**What you should do**
Read through the records below and copy each line that uses the word "utiles".
## start Dataset content
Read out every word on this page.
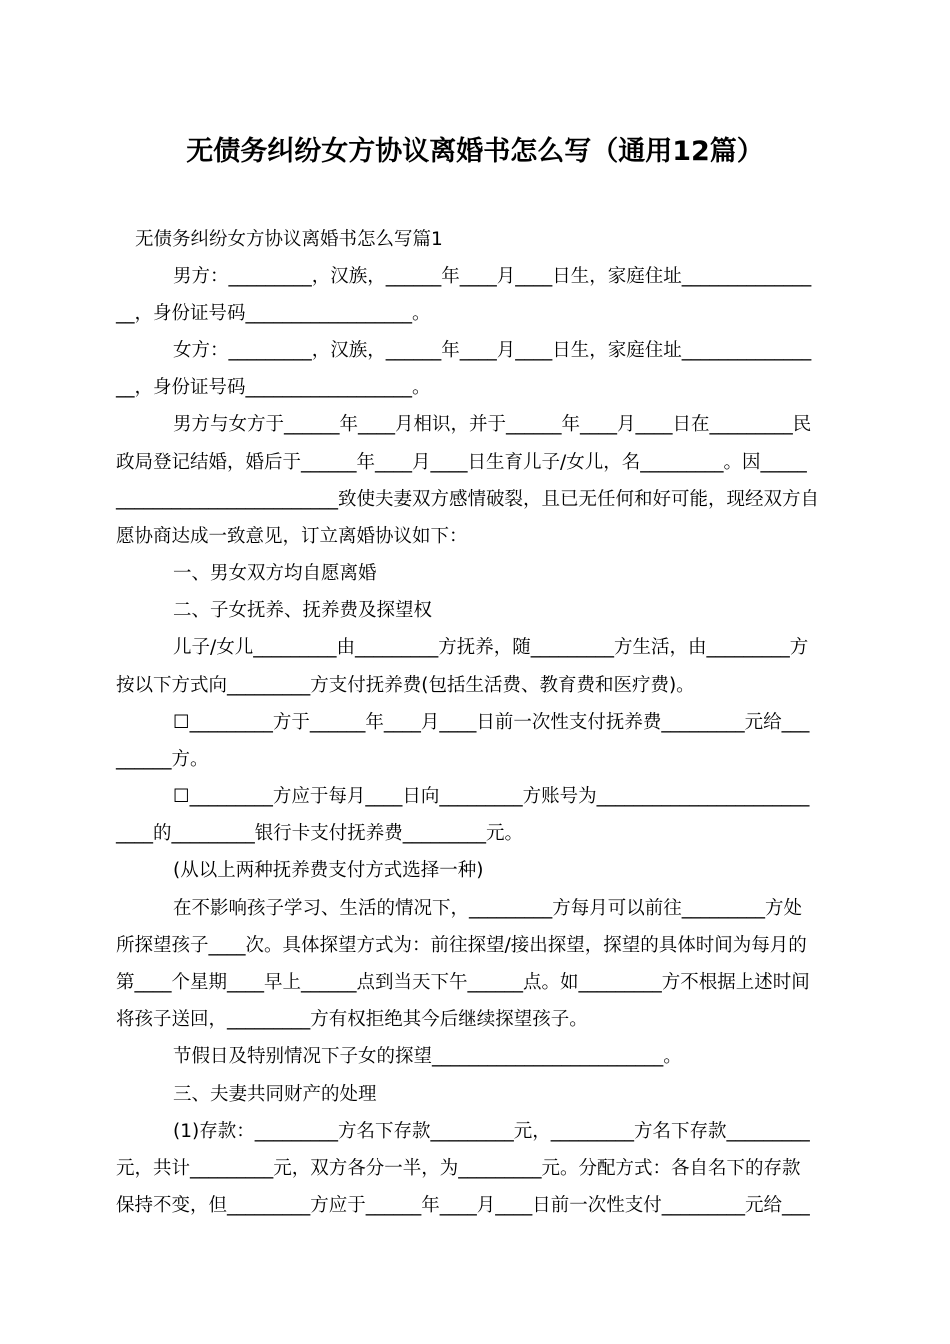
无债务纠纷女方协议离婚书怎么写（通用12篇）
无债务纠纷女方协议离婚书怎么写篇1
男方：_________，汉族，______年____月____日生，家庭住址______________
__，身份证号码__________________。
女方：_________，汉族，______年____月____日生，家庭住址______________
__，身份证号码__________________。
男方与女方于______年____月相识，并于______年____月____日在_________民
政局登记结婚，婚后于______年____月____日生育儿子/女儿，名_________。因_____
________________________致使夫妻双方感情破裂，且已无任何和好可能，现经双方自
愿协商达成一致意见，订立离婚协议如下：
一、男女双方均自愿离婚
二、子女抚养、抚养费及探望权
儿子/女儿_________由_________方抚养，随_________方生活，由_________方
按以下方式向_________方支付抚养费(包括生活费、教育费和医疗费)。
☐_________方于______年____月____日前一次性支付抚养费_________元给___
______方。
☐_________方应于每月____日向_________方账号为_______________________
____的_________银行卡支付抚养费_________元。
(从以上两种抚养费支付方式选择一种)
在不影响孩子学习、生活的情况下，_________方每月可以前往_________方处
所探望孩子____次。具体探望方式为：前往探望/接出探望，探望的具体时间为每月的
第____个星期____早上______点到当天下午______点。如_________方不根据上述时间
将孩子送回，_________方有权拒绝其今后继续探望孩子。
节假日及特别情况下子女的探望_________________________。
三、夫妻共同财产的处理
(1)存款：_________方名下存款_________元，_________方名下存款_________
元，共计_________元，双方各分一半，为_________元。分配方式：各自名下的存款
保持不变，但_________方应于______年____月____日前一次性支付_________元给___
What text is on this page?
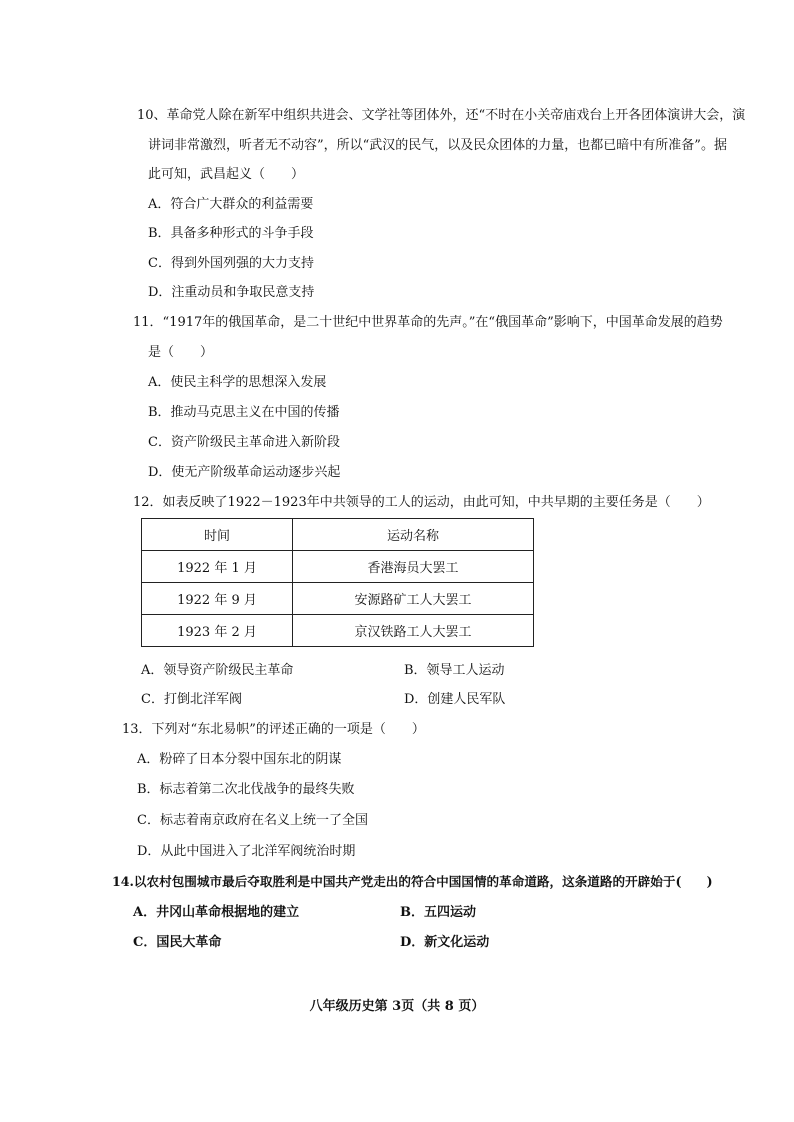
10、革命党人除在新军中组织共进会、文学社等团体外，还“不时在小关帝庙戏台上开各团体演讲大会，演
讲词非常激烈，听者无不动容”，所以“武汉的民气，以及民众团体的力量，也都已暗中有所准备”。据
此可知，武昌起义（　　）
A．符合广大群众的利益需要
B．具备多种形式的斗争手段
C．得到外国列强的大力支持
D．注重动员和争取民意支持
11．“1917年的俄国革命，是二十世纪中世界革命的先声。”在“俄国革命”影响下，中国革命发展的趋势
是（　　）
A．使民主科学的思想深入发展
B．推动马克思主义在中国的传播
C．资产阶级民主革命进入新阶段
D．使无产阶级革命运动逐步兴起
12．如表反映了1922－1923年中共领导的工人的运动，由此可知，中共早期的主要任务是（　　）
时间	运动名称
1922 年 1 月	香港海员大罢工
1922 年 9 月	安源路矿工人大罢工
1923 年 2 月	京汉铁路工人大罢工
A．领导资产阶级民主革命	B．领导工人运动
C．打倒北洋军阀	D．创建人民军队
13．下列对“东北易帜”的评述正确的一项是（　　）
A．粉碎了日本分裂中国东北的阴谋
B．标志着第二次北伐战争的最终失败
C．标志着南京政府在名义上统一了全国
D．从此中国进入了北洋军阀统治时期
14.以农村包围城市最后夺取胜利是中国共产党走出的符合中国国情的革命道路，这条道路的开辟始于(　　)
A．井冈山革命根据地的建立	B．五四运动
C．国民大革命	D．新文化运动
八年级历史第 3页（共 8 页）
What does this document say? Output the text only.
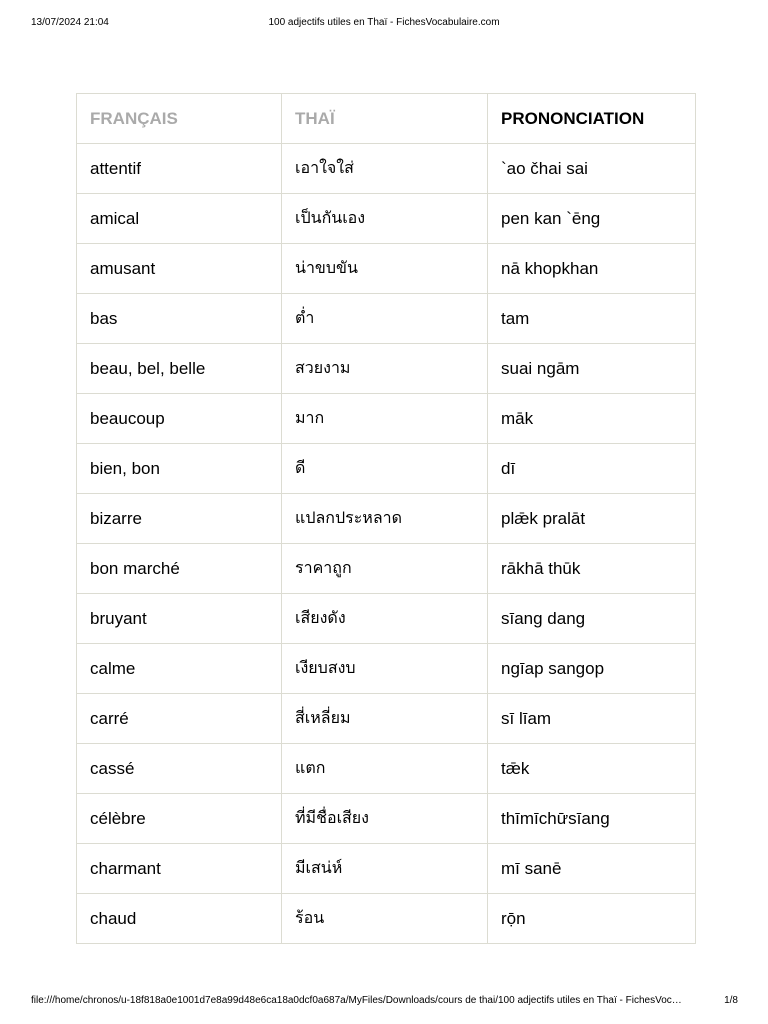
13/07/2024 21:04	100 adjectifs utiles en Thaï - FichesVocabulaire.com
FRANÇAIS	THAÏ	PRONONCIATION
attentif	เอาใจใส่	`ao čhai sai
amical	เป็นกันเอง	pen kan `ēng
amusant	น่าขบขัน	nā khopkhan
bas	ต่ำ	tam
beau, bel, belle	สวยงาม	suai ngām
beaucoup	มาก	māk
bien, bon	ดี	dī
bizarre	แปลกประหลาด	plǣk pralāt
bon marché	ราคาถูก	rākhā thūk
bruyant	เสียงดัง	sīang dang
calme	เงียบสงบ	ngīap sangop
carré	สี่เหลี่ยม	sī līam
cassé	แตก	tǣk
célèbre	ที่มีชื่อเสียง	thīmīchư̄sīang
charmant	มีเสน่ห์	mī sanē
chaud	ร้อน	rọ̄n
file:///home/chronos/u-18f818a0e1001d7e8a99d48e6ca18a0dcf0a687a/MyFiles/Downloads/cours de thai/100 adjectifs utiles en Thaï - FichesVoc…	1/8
## end Dataset content
**Answer**
13/07/2024 21:04	100 adjectifs utiles en Thaï - FichesVocabulaire.com
file:///home/chronos/u-18f818a0e1001d7e8a99d48e6ca18a0dcf0a687a/MyFiles/Downloads/cours de thai/100 adjectifs utiles en Thaï - FichesVoc…	1/8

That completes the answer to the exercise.